■ Textauszug:
# Hintergrundbild + Buttons



## fatmc (12. Juni 2005)

Hi!
Und zwar habe ich ein Menüfenster für ein Spiel entworfen und möchte diesem Menüfenster ein Hintergrundbild geben.
Ich habe auch schon ein Fenster wo ein Bild ausgegeben wird, nur schaffe ich es nich  nun diese beiden so zusammen zu fügen , das ich die Buttons und das Bild im Hintergrund habe.Bei meinen Versuchen hat das Bild die Buttons überschrieben! 

Ich poste mal beide Quelltexte ,in dem Hoffen , dass jemand von euch es vielleicht schafft diese beiden erfolgreich zusammen zu fügen!
(also das die Buttons über/vor dem Bild erscheinen)

Das Menü (Quelltext):

import java.awt.*;
import java.awt.event.*;
import javax.swing.*;
import java.io.*;

public class Fenster extends Frame implements ActionListener
{

Button one = new Button ("Intro starten");
Button two = new Button ("Spielen");
Button three = new Button ("Anleitung");
Button four = new Button ("Credits");
Button five = new Button ("Beenden");

public Fenster ()
{

super (" Lernpaket ");

FlowLayout Buttons = new FlowLayout (FlowLayout.CENTER);
Panel pane = new Panel (Buttons);
pane.setLayout(Buttons);
Label L = new Label ("TIC TAC TOE ");
add(pane);
addWindowListener(new WindowAdapter(){
public void windowClosing(WindowEvent e)
{
      dispose();
      System.exit(0);
}
});
one.addActionListener(this);
two.addActionListener(this);
three.addActionListener(this);
four.addActionListener(this);
five.addActionListener(this);

pane.add(L);
pane.add(one);
pane.add(two);
pane.add(three);
pane.add(four);
pane.add(five);
one.setBackground(Color.pink);
two.setBackground(Color.pink);
three.setBackground(Color.pink);
four.setBackground(Color.pink);
five.setBackground(Color.pink);
L.setFont (new Font ("Monospaced", Font.BOLD,30));
setSize (500, 200);
//setBackground(Color.blue);
new ImageIcon("C:/ring.jpg");
setVisible (true);

}

public static void main(String arg[])

■ Übungsaufgaben:
1) Nennen Sie sämtliche Beschriftungen, mit denen im Quelltext des Forumsbeitrags über Hintergrundbild und Buttons Buttons erzeugt werden.
2) Geben Sie aus dem Forumsbeitrag über Hintergrundbild und Buttons den Abschnitt zwischen „# Hintergrundbild +“ und „ein Hintergrundbild geben.“, beide eingeschlossen, wortgetreu aus.
3) Führen Sie den Forumsbeitrag über Hintergrundbild und Buttons im Anschluss an seine letzte Zeile fort.

■ Vorliegendes Material:
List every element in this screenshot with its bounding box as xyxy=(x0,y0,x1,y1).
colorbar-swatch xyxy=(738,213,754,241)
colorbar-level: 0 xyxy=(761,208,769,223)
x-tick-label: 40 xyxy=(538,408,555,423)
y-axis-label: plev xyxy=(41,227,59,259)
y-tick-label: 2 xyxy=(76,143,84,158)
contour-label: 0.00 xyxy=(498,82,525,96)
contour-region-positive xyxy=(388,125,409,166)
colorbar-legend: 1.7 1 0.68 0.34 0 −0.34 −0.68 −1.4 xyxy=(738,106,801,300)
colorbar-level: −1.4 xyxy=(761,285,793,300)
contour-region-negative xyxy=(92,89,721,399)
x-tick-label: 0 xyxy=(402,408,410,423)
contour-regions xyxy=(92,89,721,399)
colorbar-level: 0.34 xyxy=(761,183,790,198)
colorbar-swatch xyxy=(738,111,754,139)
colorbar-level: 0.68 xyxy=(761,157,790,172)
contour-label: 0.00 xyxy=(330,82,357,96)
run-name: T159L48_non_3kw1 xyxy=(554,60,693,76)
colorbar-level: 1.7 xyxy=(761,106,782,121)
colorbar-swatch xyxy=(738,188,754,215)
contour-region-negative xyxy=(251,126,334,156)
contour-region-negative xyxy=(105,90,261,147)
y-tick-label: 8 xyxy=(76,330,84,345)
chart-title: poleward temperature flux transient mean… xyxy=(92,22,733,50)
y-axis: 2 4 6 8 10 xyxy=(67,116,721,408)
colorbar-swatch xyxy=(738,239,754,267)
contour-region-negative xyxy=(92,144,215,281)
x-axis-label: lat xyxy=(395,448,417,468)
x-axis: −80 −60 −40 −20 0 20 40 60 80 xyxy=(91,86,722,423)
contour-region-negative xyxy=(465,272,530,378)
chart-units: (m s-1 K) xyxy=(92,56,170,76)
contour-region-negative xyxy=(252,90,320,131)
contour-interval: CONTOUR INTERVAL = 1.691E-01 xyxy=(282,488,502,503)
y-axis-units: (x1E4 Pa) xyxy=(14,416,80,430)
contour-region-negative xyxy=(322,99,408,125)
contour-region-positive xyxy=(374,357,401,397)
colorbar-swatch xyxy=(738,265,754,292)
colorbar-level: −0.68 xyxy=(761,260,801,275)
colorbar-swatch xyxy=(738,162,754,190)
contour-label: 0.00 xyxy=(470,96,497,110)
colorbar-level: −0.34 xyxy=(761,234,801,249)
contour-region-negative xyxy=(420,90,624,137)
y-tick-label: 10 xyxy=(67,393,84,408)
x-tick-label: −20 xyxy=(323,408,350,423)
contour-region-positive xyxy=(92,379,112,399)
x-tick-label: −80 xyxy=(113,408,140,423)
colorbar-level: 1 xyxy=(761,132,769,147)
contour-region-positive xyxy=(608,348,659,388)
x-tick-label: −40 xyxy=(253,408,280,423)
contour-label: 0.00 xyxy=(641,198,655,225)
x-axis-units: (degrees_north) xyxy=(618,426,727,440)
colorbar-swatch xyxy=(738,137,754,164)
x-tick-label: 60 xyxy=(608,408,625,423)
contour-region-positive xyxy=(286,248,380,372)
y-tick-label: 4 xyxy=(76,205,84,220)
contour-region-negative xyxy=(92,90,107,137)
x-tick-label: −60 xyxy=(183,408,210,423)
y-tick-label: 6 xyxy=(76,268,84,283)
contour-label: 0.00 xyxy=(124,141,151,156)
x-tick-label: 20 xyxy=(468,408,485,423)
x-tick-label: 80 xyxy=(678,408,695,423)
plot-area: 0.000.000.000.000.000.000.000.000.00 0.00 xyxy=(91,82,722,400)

---

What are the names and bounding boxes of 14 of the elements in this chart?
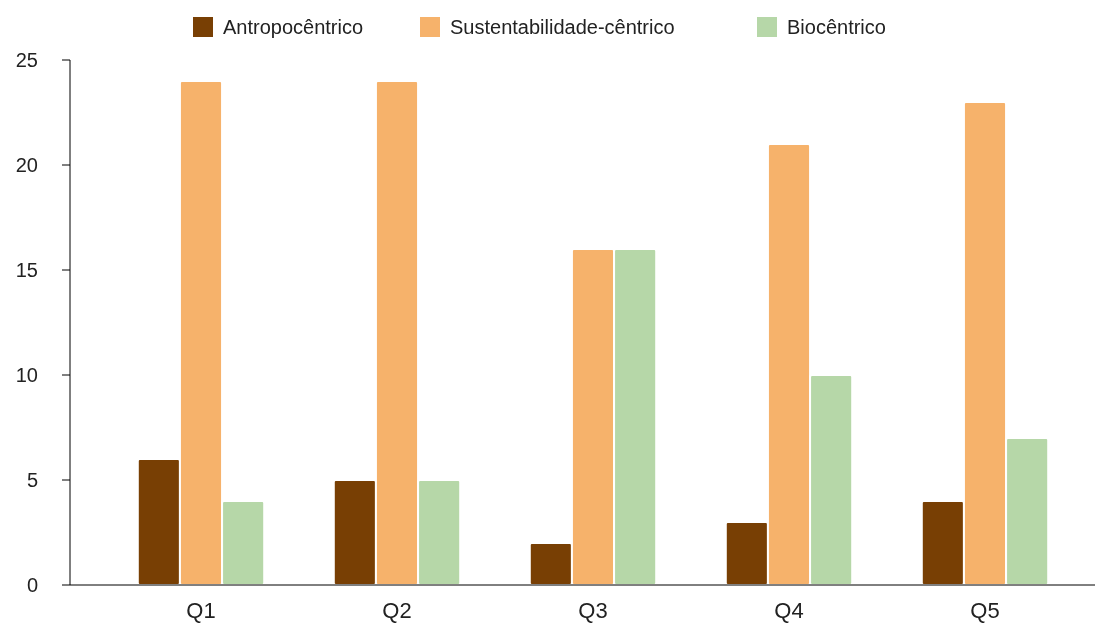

* * *

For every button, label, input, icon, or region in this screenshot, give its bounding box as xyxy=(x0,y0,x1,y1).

■ Lösungen:
1) „Intro starten“, „Spielen“, „Anleitung“, „Credits“, „Beenden“

2)
# Hintergrundbild + Buttons



## fatmc (12. Juni 2005)

Hi!
Und zwar habe ich ein Menüfenster für ein Spiel entworfen und möchte diesem Menüfenster ein Hintergrundbild geben.

3)
{
     new Fenster();
}

public void actionPerformed(ActionEvent e)
{
  if(e.getSource()==one)
 {
     try {
Runtime.getRuntime().exec("C:\\Programme\\QuickTime\\QuickTimePlayer.exe TicTacToeIntro.mov");
} catch( IOException ex) {


}

}


}

}



Das Fenster mit dem Bild (Quelltext):

import javax.swing.ImageIcon;
import javax.swing.JFrame;
import javax.swing.JLabel;
import javax.swing.JPanel;

/**
 * @author Darimont
 */
public class PanelWithImage extends JFrame {

	public PanelWithImage() {
		super("PanelWithImage");
		setDefaultCloseOperation(EXIT_ON_CLOSE);

		JLabel label = new JLabel(
				new ImageIcon(
						"C:/ring.jpg"));
		JPanel panel = new JPanel();
		panel.add(label);
		this.getContentPane().add(panel);

		pack();
		setVisible(true);
	}

	/**
	 * @param args
	 */
	public static void main(String[] args) {
		new PanelWithImage();
	}

}


Hoffe von euch eine Lösung zu erhalten.
Vielen Dank schonmal, euer fat


----------



## elmato (12. Juni 2005)

du schon wieder lol ^^
ne nur ein spaessle..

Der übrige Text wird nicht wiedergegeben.